Short task: Everything in the listing should be restated word for word.

Part of a data file:
::::::::
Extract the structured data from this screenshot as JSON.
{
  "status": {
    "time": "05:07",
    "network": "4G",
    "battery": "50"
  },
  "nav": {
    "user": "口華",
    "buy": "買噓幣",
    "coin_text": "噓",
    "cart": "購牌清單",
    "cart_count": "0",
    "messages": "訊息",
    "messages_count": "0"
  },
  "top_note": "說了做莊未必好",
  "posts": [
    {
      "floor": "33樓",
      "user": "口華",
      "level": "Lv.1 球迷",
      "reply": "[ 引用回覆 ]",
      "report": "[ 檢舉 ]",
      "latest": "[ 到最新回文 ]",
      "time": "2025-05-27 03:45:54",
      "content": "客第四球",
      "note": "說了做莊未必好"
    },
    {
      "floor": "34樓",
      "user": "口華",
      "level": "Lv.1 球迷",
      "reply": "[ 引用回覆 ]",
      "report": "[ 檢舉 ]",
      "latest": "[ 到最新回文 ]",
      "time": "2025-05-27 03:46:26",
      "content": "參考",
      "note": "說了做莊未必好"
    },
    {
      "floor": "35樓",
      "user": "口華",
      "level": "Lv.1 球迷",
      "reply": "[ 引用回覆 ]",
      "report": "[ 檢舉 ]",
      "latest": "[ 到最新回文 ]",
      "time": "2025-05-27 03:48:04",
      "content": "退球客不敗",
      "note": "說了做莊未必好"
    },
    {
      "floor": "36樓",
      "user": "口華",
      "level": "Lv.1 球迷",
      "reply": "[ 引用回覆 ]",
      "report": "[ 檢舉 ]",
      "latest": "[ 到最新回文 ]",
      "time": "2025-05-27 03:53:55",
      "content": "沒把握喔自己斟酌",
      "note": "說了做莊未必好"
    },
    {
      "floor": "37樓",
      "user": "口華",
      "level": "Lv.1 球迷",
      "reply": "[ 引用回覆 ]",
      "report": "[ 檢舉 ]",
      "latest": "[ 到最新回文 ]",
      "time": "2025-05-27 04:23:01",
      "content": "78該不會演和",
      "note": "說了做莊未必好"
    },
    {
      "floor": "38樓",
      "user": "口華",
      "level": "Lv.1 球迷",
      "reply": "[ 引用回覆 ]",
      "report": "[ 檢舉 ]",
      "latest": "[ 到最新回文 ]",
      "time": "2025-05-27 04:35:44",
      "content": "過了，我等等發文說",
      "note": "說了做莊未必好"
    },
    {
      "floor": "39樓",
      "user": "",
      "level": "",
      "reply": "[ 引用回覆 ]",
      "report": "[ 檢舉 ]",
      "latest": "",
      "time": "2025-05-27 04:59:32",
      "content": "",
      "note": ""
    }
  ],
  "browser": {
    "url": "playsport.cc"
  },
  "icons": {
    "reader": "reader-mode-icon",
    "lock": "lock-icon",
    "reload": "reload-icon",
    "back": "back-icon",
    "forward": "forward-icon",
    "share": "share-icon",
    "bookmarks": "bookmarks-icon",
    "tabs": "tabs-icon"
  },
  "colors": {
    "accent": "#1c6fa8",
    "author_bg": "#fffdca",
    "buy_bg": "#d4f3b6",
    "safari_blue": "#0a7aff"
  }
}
::::::::
Output for this exercise:
Extract the structured data from this screenshot as JSON.
{
  "status": {
    "time": "05:07",
    "network": "4G",
    "battery": "50"
  },
  "nav": {
    "user": "口華",
    "buy": "買噓幣",
    "coin_text": "噓",
    "cart": "購牌清單",
    "cart_count": "0",
    "messages": "訊息",
    "messages_count": "0"
  },
  "top_note": "說了做莊未必好",
  "posts": [
    {
      "floor": "33樓",
      "user": "口華",
      "level": "Lv.1 球迷",
      "reply": "[ 引用回覆 ]",
      "report": "[ 檢舉 ]",
      "latest": "[ 到最新回文 ]",
      "time": "2025-05-27 03:45:54",
      "content": "客第四球",
      "note": "說了做莊未必好"
    },
    {
      "floor": "34樓",
      "user": "口華",
      "level": "Lv.1 球迷",
      "reply": "[ 引用回覆 ]",
      "report": "[ 檢舉 ]",
      "latest": "[ 到最新回文 ]",
      "time": "2025-05-27 03:46:26",
      "content": "參考",
      "note": "說了做莊未必好"
    },
    {
      "floor": "35樓",
      "user": "口華",
      "level": "Lv.1 球迷",
      "reply": "[ 引用回覆 ]",
      "report": "[ 檢舉 ]",
      "latest": "[ 到最新回文 ]",
      "time": "2025-05-27 03:48:04",
      "content": "退球客不敗",
      "note": "說了做莊未必好"
    },
    {
      "floor": "36樓",
      "user": "口華",
      "level": "Lv.1 球迷",
      "reply": "[ 引用回覆 ]",
      "report": "[ 檢舉 ]",
      "latest": "[ 到最新回文 ]",
      "time": "2025-05-27 03:53:55",
      "content": "沒把握喔自己斟酌",
      "note": "說了做莊未必好"
    },
    {
      "floor": "37樓",
      "user": "口華",
      "level": "Lv.1 球迷",
      "reply": "[ 引用回覆 ]",
      "report": "[ 檢舉 ]",
      "latest": "[ 到最新回文 ]",
      "time": "2025-05-27 04:23:01",
      "content": "78該不會演和",
      "note": "說了做莊未必好"
    },
    {
      "floor": "38樓",
      "user": "口華",
      "level": "Lv.1 球迷",
      "reply": "[ 引用回覆 ]",
      "report": "[ 檢舉 ]",
      "latest": "[ 到最新回文 ]",
      "time": "2025-05-27 04:35:44",
      "content": "過了，我等等發文說",
      "note": "說了做莊未必好"
    },
    {
      "floor": "39樓",
      "user": "",
      "level": "",
      "reply": "[ 引用回覆 ]",
      "report": "[ 檢舉 ]",
      "latest": "",
      "time": "2025-05-27 04:59:32",
      "content": "",
      "note": ""
    }
  ],
  "browser": {
    "url": "playsport.cc"
  },
  "icons": {
    "reader": "reader-mode-icon",
    "lock": "lock-icon",
    "reload": "reload-icon",
    "back": "back-icon",
    "forward": "forward-icon",
    "share": "share-icon",
    "bookmarks": "bookmarks-icon",
    "tabs": "tabs-icon"
  },
  "colors": {
    "accent": "#1c6fa8",
    "author_bg": "#fffdca",
    "buy_bg": "#d4f3b6",
    "safari_blue": "#0a7aff"
  }
}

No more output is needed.